→ **Exercise 1**
Below, in the Earl Grey recipe instructions, find each ingredient measured in cups and list it with its amount.
→ **Exercise 2**
Continue the Earl Grey recipe instructions below with the steps that come after the last one shown.

→ **Extract**

▽

Ingredients
Equipment
Method
Step-by-Step Instructions
- Sift together 2 cups of all-purpose flour, 1 tablespoon of baking powder, and 1/2 teaspoon of salt in a medium bowl. Set aside.
- Grind 1 tablespoon of Earl Grey tea leaves to a fine powder and whisk into dry ingredients.
- Heat 1 cup of whole milk over medium heat, add 1 tablespoon of Earl Grey tea leaves, steep for 5 minutes, and strain.
- In a stand mixer, cream 1/2 cup softened unsalted butter and 1 cup granulated sugar until light and fluffy. Add 2 eggs and 1 teaspoon of vanilla extract, mixing until incorporated.
- Gradually add the dry ingredients alternating with the infused milk, mixing just until combined.

△

→ **Entries provided**
▽

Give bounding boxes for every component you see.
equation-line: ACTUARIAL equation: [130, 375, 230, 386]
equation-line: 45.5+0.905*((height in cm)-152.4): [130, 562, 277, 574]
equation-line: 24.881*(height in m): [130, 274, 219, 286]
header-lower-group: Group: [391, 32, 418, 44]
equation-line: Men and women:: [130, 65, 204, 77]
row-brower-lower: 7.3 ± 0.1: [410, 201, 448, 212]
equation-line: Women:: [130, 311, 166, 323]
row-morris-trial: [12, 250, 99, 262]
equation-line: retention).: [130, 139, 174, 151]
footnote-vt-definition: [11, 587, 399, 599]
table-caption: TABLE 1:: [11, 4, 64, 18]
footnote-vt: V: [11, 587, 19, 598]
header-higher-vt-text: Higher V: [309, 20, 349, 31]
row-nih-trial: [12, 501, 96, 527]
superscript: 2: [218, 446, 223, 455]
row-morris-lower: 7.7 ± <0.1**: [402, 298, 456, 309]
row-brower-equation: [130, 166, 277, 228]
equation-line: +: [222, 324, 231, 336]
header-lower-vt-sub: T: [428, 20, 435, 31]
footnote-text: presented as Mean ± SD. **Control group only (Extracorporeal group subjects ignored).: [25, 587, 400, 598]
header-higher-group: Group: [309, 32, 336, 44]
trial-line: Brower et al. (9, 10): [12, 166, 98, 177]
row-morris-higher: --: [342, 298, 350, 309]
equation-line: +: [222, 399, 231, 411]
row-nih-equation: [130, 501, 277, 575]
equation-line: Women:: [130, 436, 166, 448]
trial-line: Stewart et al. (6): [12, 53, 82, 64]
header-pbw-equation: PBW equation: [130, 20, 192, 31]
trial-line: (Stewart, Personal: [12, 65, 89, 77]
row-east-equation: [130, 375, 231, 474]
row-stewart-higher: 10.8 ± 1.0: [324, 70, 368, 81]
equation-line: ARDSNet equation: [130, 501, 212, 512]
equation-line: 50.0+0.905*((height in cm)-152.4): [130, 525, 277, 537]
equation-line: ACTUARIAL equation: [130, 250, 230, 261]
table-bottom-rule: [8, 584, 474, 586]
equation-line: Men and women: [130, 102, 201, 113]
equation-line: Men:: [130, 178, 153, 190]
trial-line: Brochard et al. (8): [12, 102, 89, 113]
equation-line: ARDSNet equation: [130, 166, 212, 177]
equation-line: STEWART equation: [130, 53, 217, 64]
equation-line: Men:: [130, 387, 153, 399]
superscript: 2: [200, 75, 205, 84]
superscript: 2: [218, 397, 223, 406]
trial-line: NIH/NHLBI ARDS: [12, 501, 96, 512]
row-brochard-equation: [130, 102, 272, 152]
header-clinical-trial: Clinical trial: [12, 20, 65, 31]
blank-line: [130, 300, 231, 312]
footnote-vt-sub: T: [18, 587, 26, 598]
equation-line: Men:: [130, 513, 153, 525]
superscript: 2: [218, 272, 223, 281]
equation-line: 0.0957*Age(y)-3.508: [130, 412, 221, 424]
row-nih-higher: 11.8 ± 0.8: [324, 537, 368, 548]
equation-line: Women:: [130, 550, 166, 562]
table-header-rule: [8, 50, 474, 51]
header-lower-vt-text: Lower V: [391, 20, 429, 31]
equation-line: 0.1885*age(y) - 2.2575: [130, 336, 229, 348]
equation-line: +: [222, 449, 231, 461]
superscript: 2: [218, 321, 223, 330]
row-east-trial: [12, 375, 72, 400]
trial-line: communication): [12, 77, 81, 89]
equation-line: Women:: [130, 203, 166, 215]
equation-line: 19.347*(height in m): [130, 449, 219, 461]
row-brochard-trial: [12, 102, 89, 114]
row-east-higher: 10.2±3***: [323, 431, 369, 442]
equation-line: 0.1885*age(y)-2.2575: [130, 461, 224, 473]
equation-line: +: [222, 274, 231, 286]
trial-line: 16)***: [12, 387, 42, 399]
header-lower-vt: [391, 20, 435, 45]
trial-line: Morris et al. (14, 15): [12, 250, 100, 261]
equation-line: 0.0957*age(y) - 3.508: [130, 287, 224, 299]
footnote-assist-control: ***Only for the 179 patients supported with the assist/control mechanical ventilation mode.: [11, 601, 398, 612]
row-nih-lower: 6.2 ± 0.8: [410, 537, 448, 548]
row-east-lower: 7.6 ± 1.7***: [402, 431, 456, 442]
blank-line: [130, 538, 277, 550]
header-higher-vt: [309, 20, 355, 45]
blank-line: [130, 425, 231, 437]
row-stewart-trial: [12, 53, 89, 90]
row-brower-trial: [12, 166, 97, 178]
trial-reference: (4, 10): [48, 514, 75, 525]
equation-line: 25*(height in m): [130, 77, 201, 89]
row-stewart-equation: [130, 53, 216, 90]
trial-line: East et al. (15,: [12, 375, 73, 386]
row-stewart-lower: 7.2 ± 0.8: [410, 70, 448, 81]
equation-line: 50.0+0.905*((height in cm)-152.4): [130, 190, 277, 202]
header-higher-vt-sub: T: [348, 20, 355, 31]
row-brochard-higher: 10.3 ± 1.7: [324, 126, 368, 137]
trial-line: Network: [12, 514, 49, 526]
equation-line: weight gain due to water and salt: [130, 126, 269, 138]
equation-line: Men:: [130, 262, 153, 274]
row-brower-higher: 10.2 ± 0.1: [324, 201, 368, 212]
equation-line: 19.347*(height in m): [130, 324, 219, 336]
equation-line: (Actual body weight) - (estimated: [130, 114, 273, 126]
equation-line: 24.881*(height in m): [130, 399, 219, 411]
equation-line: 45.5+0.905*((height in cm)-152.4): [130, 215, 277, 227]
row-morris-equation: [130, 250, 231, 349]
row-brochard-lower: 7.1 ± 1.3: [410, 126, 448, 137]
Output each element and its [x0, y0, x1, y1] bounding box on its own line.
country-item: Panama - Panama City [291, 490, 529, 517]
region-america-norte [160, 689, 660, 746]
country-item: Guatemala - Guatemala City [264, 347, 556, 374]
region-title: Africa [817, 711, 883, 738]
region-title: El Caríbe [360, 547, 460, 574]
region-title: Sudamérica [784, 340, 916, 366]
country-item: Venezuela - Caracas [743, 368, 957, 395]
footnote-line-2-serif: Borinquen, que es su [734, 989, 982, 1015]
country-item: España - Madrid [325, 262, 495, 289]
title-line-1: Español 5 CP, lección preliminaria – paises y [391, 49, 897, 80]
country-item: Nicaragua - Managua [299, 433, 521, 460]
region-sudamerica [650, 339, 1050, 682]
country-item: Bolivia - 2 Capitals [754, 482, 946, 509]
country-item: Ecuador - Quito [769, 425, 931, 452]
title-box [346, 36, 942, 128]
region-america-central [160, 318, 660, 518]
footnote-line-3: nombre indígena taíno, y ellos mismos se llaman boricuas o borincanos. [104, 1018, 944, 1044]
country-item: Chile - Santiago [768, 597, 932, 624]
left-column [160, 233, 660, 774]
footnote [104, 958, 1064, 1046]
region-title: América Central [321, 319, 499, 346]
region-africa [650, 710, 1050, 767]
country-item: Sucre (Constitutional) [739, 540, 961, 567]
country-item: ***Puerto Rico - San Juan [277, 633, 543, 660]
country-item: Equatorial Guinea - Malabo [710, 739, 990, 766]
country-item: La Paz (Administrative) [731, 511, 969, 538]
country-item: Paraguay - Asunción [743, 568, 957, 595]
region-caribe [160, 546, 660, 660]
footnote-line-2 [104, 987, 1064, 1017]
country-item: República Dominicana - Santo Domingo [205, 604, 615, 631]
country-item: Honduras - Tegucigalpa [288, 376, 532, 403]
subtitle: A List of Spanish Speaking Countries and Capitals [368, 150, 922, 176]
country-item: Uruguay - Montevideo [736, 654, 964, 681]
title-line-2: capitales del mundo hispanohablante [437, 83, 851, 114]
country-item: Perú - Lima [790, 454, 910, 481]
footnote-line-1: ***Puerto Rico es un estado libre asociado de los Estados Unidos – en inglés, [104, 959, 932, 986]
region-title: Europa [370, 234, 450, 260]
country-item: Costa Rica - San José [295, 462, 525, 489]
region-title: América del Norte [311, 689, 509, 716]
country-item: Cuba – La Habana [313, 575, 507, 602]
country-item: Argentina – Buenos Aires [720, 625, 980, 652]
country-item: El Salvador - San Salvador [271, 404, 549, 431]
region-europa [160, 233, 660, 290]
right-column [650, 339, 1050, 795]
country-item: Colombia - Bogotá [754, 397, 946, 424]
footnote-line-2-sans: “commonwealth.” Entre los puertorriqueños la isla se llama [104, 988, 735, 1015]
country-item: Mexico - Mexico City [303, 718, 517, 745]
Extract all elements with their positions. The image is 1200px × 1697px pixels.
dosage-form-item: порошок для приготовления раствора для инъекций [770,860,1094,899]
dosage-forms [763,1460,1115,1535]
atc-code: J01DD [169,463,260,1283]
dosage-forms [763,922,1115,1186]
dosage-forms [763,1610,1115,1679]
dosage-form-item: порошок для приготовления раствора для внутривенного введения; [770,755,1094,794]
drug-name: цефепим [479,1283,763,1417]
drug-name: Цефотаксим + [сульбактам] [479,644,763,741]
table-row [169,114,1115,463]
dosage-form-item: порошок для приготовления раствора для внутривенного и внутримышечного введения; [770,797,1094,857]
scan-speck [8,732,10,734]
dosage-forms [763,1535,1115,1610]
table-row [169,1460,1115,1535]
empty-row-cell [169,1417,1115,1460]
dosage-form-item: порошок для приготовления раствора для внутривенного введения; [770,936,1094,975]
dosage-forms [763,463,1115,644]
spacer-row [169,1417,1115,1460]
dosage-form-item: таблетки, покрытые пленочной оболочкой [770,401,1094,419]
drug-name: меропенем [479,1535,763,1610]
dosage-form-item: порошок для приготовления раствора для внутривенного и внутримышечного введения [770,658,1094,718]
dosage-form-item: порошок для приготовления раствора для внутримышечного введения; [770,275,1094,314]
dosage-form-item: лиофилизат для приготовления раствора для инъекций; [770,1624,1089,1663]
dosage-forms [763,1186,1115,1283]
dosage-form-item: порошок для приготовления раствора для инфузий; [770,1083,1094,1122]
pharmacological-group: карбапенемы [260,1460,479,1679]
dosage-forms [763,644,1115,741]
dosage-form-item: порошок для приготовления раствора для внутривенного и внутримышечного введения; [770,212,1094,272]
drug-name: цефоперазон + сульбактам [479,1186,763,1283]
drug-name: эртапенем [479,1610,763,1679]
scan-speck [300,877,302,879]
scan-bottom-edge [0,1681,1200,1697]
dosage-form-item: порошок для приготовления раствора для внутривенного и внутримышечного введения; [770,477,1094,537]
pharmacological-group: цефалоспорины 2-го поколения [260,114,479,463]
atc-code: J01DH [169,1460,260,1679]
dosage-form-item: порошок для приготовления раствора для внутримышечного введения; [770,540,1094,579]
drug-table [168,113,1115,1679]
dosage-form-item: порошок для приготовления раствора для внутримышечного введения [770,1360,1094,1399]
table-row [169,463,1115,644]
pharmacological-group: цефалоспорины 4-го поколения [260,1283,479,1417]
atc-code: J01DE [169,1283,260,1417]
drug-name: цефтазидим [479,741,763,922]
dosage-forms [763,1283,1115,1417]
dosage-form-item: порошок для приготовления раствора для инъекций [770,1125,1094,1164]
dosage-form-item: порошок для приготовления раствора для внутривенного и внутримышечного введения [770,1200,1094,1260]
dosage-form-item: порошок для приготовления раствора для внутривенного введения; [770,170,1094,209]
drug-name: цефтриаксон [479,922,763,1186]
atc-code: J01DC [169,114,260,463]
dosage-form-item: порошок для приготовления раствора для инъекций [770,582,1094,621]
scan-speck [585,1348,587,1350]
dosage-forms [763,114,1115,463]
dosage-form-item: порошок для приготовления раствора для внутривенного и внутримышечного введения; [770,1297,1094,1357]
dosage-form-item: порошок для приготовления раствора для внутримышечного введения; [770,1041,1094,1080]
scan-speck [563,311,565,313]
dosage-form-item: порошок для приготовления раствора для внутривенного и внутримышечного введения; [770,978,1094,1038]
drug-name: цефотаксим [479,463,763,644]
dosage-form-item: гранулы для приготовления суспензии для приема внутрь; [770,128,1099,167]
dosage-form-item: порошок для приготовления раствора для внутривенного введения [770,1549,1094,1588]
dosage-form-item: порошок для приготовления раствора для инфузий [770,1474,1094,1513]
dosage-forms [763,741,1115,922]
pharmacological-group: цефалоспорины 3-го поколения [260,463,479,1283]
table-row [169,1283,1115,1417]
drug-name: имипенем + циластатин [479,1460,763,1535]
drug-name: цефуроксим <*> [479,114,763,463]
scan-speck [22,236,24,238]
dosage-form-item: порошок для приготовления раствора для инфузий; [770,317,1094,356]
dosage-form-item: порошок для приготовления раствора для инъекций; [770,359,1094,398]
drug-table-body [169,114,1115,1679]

△

→ **Exercise output 1**
- 2 cups all-purpose flour
- 1 cup whole milk
- 1/2 cup softened unsalted butter
- 1 cup granulated sugar

→ **Exercise output 2**
- Preheat oven to 350°F (175°C) and grease a muffin tin or line with paper liners. Fill each cup 2/3 full with batter.
- Bake for 18-20 minutes. They’re done when golden brown and a toothpick comes out clean.
- Cool in the tin for 5 minutes then dust with powdered sugar before serving.
Nutrition
Notes
For a true Victorian experience, serve alongside freshly brewed Tiger Milk Tea or Lemon Verbena Tea.